=== EXCERPTED DATA ===

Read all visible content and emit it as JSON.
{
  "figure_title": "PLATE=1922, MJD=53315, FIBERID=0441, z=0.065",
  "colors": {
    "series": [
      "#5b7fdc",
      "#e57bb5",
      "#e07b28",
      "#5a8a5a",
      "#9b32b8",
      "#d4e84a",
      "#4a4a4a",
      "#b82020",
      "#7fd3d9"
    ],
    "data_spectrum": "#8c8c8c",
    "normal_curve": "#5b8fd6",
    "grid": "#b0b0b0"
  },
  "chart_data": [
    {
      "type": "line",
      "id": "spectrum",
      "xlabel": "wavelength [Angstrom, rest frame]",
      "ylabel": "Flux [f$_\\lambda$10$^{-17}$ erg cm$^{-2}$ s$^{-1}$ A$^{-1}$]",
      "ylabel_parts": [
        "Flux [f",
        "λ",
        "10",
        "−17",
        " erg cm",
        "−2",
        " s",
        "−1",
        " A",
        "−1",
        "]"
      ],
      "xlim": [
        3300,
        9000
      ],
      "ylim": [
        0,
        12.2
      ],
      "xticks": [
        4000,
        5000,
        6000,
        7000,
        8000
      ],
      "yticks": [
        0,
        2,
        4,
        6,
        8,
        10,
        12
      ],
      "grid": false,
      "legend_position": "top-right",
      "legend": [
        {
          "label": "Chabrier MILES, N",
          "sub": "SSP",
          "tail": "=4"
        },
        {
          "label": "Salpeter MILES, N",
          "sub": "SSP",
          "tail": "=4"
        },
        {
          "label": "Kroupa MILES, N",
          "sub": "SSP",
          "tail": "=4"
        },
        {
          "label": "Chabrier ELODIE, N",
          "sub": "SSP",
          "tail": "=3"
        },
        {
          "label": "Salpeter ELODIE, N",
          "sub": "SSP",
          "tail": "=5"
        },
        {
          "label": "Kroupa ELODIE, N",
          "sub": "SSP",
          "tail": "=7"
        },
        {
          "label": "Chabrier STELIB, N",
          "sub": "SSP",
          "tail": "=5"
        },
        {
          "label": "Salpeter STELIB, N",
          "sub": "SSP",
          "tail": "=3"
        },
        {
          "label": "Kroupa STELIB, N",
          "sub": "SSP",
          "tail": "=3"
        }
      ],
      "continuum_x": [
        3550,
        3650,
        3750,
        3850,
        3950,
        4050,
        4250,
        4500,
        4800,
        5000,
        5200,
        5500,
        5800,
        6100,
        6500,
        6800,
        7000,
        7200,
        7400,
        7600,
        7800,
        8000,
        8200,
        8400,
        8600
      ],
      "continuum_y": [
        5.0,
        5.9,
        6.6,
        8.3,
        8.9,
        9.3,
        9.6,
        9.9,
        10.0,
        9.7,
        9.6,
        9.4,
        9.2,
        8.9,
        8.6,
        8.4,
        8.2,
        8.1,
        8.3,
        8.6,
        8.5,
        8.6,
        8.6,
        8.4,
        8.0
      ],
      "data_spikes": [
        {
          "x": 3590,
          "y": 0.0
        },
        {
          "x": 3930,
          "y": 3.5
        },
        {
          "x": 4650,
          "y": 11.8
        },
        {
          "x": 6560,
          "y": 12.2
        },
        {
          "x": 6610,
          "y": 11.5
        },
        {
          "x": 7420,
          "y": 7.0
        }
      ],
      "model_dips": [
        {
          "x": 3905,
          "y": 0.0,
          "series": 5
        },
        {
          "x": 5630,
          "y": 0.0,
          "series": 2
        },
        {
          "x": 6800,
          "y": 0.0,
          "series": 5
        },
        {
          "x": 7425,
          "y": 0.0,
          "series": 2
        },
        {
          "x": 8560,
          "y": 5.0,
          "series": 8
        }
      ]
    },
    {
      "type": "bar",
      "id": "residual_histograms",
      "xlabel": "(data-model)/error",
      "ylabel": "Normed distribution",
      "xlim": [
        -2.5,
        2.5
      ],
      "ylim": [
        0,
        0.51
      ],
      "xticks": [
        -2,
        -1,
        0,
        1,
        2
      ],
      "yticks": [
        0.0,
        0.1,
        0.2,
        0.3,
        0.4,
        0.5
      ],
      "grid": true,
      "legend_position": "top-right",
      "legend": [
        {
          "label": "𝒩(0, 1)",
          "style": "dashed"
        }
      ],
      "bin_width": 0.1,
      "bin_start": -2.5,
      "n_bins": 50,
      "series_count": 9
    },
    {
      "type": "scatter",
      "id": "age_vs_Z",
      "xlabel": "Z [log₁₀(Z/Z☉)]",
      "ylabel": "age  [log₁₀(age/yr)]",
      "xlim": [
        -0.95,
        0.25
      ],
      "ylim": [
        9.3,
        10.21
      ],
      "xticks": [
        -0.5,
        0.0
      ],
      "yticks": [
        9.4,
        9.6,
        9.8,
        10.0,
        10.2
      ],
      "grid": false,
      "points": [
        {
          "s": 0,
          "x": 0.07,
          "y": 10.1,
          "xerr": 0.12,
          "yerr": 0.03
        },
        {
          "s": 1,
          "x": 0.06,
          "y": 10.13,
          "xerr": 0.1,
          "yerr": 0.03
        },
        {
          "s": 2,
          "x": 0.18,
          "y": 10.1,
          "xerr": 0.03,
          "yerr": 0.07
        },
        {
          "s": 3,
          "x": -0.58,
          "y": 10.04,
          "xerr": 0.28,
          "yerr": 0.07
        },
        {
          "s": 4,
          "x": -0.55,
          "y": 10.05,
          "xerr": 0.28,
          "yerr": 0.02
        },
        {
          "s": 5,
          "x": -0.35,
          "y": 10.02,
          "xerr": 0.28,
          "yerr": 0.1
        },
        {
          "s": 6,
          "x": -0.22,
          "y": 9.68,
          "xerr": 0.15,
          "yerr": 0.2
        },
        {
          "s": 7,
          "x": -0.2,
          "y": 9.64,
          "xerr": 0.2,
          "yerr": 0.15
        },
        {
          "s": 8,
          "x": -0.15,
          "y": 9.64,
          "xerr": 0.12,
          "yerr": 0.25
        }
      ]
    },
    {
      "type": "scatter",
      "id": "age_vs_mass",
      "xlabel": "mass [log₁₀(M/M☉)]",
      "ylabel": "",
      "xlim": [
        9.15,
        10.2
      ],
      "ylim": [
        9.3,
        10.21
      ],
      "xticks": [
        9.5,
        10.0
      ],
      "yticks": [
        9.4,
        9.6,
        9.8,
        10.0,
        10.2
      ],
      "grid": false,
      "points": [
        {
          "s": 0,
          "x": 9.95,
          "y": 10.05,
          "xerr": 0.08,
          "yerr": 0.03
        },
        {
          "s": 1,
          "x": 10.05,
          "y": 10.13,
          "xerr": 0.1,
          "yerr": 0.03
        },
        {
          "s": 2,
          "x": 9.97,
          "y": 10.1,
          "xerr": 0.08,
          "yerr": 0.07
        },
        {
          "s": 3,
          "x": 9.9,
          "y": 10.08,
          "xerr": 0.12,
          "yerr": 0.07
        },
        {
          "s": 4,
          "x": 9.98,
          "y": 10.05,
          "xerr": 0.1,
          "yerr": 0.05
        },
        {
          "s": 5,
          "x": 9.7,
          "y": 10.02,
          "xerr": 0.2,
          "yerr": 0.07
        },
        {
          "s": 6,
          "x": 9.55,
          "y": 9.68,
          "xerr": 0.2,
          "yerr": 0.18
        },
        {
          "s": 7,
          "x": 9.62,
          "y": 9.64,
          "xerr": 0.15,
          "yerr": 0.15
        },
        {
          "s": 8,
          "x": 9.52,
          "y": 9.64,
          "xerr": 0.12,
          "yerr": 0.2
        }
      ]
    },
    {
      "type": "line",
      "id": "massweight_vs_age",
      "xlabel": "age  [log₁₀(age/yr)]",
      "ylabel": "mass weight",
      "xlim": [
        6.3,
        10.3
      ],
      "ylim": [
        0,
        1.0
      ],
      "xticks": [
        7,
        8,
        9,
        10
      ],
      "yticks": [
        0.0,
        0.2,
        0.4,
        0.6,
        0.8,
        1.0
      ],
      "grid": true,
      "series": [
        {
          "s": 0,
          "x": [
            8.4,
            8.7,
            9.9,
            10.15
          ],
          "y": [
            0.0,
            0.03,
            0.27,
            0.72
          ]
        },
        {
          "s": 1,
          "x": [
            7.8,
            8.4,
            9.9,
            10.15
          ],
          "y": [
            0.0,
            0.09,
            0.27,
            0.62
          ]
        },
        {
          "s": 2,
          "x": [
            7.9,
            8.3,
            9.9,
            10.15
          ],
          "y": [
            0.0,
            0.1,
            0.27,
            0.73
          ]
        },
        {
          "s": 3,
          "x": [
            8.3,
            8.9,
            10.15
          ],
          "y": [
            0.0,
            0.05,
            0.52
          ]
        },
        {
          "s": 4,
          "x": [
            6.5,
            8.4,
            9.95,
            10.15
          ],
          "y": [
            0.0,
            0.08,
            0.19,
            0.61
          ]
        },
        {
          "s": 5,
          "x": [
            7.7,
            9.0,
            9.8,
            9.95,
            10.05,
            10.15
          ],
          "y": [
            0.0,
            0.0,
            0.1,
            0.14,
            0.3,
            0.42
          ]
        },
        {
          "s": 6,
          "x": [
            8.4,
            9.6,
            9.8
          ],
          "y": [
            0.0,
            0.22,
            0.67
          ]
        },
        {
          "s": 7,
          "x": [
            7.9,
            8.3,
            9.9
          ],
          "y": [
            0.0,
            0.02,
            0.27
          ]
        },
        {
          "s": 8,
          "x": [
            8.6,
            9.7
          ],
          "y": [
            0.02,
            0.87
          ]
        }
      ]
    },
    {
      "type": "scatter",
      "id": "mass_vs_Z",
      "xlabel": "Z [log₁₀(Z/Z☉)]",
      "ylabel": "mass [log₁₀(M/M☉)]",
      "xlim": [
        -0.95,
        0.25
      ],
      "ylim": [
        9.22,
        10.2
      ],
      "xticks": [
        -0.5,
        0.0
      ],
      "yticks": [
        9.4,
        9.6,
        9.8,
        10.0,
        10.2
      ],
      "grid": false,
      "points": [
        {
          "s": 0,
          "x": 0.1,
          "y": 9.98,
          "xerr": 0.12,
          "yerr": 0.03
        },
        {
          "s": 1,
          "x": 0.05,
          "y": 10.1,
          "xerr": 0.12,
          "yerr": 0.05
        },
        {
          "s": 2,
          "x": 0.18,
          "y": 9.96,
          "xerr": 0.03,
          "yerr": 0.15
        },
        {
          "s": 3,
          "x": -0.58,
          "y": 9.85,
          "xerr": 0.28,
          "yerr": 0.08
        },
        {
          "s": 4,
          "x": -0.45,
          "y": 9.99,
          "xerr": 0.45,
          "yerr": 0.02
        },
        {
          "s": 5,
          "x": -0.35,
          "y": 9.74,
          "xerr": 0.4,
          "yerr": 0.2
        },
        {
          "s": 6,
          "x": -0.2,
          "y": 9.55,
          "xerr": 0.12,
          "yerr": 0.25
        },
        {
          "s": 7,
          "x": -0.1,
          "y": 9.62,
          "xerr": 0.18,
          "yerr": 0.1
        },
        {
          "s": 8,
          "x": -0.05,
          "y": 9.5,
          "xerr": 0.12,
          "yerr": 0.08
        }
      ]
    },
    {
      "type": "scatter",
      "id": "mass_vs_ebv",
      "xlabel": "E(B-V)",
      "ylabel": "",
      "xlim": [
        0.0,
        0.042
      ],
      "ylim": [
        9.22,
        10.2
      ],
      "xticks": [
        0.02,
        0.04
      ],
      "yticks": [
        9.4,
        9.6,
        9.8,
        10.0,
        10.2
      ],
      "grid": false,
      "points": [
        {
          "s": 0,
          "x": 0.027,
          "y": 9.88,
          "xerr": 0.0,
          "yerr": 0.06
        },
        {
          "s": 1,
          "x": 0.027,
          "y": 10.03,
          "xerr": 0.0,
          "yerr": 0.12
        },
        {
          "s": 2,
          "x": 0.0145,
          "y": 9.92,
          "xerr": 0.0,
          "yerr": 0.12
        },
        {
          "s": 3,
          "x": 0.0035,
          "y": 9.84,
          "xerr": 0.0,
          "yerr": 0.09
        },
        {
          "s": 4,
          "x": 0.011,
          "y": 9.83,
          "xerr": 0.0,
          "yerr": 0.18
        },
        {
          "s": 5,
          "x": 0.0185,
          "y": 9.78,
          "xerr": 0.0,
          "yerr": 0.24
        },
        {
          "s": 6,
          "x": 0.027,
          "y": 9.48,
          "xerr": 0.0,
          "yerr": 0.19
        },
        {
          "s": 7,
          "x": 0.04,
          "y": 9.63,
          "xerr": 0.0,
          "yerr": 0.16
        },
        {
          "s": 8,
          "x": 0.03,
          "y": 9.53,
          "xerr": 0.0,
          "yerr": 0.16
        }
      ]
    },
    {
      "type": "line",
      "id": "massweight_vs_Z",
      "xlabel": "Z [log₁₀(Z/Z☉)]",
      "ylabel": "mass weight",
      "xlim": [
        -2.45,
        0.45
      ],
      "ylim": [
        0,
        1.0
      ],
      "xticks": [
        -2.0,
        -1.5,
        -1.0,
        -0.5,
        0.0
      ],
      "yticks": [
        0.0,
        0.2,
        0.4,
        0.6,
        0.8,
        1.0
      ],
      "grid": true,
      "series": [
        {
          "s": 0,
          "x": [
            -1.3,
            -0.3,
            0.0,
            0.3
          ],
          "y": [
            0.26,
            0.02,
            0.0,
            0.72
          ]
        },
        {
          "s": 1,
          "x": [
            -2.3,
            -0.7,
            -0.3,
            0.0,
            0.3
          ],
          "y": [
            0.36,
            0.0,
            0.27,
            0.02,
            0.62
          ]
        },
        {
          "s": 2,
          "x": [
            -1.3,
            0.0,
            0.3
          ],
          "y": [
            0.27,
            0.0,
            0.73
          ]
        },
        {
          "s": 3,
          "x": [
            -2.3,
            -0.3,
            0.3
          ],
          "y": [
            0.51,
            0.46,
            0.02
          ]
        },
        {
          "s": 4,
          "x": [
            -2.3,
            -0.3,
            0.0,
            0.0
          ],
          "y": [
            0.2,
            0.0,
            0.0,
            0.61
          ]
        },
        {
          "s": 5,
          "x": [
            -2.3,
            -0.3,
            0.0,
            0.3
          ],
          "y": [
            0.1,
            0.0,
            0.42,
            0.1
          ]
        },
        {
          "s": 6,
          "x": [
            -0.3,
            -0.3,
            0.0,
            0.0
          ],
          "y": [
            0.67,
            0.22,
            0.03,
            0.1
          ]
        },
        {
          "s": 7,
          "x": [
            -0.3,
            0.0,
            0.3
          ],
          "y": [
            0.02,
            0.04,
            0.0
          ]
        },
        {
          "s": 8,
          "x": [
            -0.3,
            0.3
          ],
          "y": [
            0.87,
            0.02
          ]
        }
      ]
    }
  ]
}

===

*WHAT THIS TASK INVOLVES*. Across the preceding material, how many lines contain the word "ELODIE"? State the number alone.

*COMPLETE OUTPUT*. 3